[EXERCISE] In the entries that run from the start through the line containing "confirm-button[interactable]: ยืนยัน <box>553", change every "field-label" to "form-label". Reproduce only those lines, with nothing else altered.

(Excerpts from a layout annotation set)
= = = =

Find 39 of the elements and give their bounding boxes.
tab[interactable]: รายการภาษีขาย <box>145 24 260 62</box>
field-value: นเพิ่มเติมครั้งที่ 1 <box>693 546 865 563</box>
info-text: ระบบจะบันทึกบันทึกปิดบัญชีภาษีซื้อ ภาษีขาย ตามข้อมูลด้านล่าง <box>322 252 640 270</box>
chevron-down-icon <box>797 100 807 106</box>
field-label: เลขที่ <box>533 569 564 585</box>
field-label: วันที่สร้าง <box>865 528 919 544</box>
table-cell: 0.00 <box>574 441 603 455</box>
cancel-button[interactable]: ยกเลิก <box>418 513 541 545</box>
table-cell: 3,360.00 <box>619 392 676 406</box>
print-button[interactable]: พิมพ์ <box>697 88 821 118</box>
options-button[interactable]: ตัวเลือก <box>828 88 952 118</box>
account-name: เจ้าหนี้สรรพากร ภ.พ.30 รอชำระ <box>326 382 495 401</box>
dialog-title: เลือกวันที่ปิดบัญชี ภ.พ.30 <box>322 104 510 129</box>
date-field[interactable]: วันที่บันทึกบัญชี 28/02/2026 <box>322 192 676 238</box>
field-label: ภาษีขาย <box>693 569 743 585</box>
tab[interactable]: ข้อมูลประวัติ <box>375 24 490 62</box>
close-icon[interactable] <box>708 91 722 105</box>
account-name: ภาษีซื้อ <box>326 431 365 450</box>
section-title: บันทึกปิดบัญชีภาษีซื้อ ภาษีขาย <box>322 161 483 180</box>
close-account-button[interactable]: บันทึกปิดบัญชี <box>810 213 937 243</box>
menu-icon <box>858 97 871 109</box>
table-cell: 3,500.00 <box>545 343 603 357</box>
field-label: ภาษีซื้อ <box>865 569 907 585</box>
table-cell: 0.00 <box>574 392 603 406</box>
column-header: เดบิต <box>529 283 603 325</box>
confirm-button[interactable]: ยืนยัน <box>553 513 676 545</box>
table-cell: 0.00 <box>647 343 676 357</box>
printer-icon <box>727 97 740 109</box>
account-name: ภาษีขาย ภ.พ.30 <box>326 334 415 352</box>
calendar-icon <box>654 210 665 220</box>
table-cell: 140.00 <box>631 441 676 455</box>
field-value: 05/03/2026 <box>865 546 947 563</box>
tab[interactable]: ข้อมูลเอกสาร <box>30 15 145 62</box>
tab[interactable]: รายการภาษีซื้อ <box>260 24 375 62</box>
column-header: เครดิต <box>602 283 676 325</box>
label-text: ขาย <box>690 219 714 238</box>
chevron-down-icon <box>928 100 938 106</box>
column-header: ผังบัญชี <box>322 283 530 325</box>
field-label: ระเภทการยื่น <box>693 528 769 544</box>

= = = =

[OUTPUT]
Find 39 of the elements and give their bounding boxes.
tab[interactable]: รายการภาษีขาย <box>145 24 260 62</box>
field-value: นเพิ่มเติมครั้งที่ 1 <box>693 546 865 563</box>
info-text: ระบบจะบันทึกบันทึกปิดบัญชีภาษีซื้อ ภาษีขาย ตามข้อมูลด้านล่าง <box>322 252 640 270</box>
chevron-down-icon <box>797 100 807 106</box>
form-label: เลขที่ <box>533 569 564 585</box>
form-label: วันที่สร้าง <box>865 528 919 544</box>
table-cell: 0.00 <box>574 441 603 455</box>
cancel-button[interactable]: ยกเลิก <box>418 513 541 545</box>
table-cell: 3,360.00 <box>619 392 676 406</box>
print-button[interactable]: พิมพ์ <box>697 88 821 118</box>
options-button[interactable]: ตัวเลือก <box>828 88 952 118</box>
account-name: เจ้าหนี้สรรพากร ภ.พ.30 รอชำระ <box>326 382 495 401</box>
dialog-title: เลือกวันที่ปิดบัญชี ภ.พ.30 <box>322 104 510 129</box>
date-field[interactable]: วันที่บันทึกบัญชี 28/02/2026 <box>322 192 676 238</box>
form-label: ภาษีขาย <box>693 569 743 585</box>
tab[interactable]: ข้อมูลประวัติ <box>375 24 490 62</box>
close-icon[interactable] <box>708 91 722 105</box>
account-name: ภาษีซื้อ <box>326 431 365 450</box>
section-title: บันทึกปิดบัญชีภาษีซื้อ ภาษีขาย <box>322 161 483 180</box>
close-account-button[interactable]: บันทึกปิดบัญชี <box>810 213 937 243</box>
menu-icon <box>858 97 871 109</box>
table-cell: 3,500.00 <box>545 343 603 357</box>
form-label: ภาษีซื้อ <box>865 569 907 585</box>
table-cell: 0.00 <box>574 392 603 406</box>
column-header: เดบิต <box>529 283 603 325</box>
confirm-button[interactable]: ยืนยัน <box>553 513 676 545</box>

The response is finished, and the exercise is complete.